** begin **

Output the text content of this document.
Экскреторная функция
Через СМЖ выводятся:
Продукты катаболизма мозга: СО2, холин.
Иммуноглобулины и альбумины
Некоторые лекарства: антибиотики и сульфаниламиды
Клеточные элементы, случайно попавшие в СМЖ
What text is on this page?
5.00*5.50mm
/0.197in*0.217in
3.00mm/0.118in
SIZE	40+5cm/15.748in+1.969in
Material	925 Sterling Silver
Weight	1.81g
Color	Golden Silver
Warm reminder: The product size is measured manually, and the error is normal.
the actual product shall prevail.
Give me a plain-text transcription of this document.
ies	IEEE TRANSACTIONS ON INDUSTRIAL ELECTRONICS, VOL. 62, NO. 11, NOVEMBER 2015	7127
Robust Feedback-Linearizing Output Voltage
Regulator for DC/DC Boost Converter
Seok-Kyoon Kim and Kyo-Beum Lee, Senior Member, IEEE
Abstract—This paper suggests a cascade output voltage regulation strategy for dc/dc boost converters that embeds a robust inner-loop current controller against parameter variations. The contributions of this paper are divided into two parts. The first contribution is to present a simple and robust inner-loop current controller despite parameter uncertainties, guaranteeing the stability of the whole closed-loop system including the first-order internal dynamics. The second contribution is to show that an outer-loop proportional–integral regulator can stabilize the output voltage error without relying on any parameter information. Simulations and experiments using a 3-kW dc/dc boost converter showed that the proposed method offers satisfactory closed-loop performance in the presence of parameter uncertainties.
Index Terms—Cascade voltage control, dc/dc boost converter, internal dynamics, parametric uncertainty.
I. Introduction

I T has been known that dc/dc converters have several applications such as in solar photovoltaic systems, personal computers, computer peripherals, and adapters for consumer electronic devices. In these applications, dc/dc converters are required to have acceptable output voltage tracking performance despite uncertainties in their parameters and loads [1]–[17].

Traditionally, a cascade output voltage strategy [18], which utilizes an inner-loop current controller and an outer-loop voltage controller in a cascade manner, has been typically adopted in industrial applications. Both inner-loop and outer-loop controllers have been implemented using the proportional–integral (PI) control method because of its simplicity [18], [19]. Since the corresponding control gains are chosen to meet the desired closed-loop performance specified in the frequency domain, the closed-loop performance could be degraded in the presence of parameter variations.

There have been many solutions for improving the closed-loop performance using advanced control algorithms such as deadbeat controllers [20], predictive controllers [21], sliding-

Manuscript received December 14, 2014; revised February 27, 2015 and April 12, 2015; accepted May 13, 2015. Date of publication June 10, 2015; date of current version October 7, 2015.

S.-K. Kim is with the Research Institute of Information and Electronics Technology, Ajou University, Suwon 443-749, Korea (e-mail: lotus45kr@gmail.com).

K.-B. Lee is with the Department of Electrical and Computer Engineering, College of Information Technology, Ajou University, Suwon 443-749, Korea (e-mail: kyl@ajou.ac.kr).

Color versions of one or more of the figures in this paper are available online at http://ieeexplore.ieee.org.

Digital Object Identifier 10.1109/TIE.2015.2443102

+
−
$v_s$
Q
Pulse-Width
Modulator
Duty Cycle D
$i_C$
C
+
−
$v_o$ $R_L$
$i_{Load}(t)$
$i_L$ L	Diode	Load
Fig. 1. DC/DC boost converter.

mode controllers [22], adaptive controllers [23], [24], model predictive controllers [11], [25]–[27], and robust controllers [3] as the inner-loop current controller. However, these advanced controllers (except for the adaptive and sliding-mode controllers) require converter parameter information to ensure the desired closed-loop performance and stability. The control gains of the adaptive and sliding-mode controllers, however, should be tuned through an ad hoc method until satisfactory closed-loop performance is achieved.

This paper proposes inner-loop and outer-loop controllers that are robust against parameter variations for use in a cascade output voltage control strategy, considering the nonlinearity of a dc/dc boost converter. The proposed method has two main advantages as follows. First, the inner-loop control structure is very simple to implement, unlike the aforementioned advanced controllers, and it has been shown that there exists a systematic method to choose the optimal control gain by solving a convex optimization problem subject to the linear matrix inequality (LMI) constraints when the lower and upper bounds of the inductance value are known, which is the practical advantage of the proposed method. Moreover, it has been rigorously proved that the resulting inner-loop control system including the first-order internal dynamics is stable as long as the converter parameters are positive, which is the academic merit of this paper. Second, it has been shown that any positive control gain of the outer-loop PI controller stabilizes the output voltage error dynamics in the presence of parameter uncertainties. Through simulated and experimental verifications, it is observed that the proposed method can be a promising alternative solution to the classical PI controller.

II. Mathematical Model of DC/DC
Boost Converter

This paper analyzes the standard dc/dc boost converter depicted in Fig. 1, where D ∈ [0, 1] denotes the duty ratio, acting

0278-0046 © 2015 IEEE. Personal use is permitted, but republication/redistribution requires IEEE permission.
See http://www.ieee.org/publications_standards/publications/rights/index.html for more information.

** end **

◆ Aim
From the records above, extract everything verbatim.

◆ Expected answer
Output the text content of this document.
Экскреторная функция
Через СМЖ выводятся:
Продукты катаболизма мозга: СО2, холин.
Иммуноглобулины и альбумины
Некоторые лекарства: антибиотики и сульфаниламиды
Клеточные элементы, случайно попавшие в СМЖ
What text is on this page?
5.00*5.50mm
/0.197in*0.217in
3.00mm/0.118in
SIZE	40+5cm/15.748in+1.969in
Material	925 Sterling Silver
Weight	1.81g
Color	Golden Silver
Warm reminder: The product size is measured manually, and the error is normal.
the actual product shall prevail.
Give me a plain-text transcription of this document.
ies	IEEE TRANSACTIONS ON INDUSTRIAL ELECTRONICS, VOL. 62, NO. 11, NOVEMBER 2015	7127
Robust Feedback-Linearizing Output Voltage
Regulator for DC/DC Boost Converter
Seok-Kyoon Kim and Kyo-Beum Lee, Senior Member, IEEE
Abstract—This paper suggests a cascade output voltage regulation strategy for dc/dc boost converters that embeds a robust inner-loop current controller against parameter variations. The contributions of this paper are divided into two parts. The first contribution is to present a simple and robust inner-loop current controller despite parameter uncertainties, guaranteeing the stability of the whole closed-loop system including the first-order internal dynamics. The second contribution is to show that an outer-loop proportional–integral regulator can stabilize the output voltage error without relying on any parameter information. Simulations and experiments using a 3-kW dc/dc boost converter showed that the proposed method offers satisfactory closed-loop performance in the presence of parameter uncertainties.
Index Terms—Cascade voltage control, dc/dc boost converter, internal dynamics, parametric uncertainty.
I. Introduction

I T has been known that dc/dc converters have several applications such as in solar photovoltaic systems, personal computers, computer peripherals, and adapters for consumer electronic devices. In these applications, dc/dc converters are required to have acceptable output voltage tracking performance despite uncertainties in their parameters and loads [1]–[17].

Traditionally, a cascade output voltage strategy [18], which utilizes an inner-loop current controller and an outer-loop voltage controller in a cascade manner, has been typically adopted in industrial applications. Both inner-loop and outer-loop controllers have been implemented using the proportional–integral (PI) control method because of its simplicity [18], [19]. Since the corresponding control gains are chosen to meet the desired closed-loop performance specified in the frequency domain, the closed-loop performance could be degraded in the presence of parameter variations.

There have been many solutions for improving the closed-loop performance using advanced control algorithms such as deadbeat controllers [20], predictive controllers [21], sliding-

Manuscript received December 14, 2014; revised February 27, 2015 and April 12, 2015; accepted May 13, 2015. Date of publication June 10, 2015; date of current version October 7, 2015.

S.-K. Kim is with the Research Institute of Information and Electronics Technology, Ajou University, Suwon 443-749, Korea (e-mail: lotus45kr@gmail.com).

K.-B. Lee is with the Department of Electrical and Computer Engineering, College of Information Technology, Ajou University, Suwon 443-749, Korea (e-mail: kyl@ajou.ac.kr).

Color versions of one or more of the figures in this paper are available online at http://ieeexplore.ieee.org.

Digital Object Identifier 10.1109/TIE.2015.2443102

+
−
$v_s$
Q
Pulse-Width
Modulator
Duty Cycle D
$i_C$
C
+
−
$v_o$ $R_L$
$i_{Load}(t)$
$i_L$ L	Diode	Load
Fig. 1. DC/DC boost converter.

mode controllers [22], adaptive controllers [23], [24], model predictive controllers [11], [25]–[27], and robust controllers [3] as the inner-loop current controller. However, these advanced controllers (except for the adaptive and sliding-mode controllers) require converter parameter information to ensure the desired closed-loop performance and stability. The control gains of the adaptive and sliding-mode controllers, however, should be tuned through an ad hoc method until satisfactory closed-loop performance is achieved.

This paper proposes inner-loop and outer-loop controllers that are robust against parameter variations for use in a cascade output voltage control strategy, considering the nonlinearity of a dc/dc boost converter. The proposed method has two main advantages as follows. First, the inner-loop control structure is very simple to implement, unlike the aforementioned advanced controllers, and it has been shown that there exists a systematic method to choose the optimal control gain by solving a convex optimization problem subject to the linear matrix inequality (LMI) constraints when the lower and upper bounds of the inductance value are known, which is the practical advantage of the proposed method. Moreover, it has been rigorously proved that the resulting inner-loop control system including the first-order internal dynamics is stable as long as the converter parameters are positive, which is the academic merit of this paper. Second, it has been shown that any positive control gain of the outer-loop PI controller stabilizes the output voltage error dynamics in the presence of parameter uncertainties. Through simulated and experimental verifications, it is observed that the proposed method can be a promising alternative solution to the classical PI controller.

II. Mathematical Model of DC/DC
Boost Converter

This paper analyzes the standard dc/dc boost converter depicted in Fig. 1, where D ∈ [0, 1] denotes the duty ratio, acting

0278-0046 © 2015 IEEE. Personal use is permitted, but republication/redistribution requires IEEE permission.
See http://www.ieee.org/publications_standards/publications/rights/index.html for more information.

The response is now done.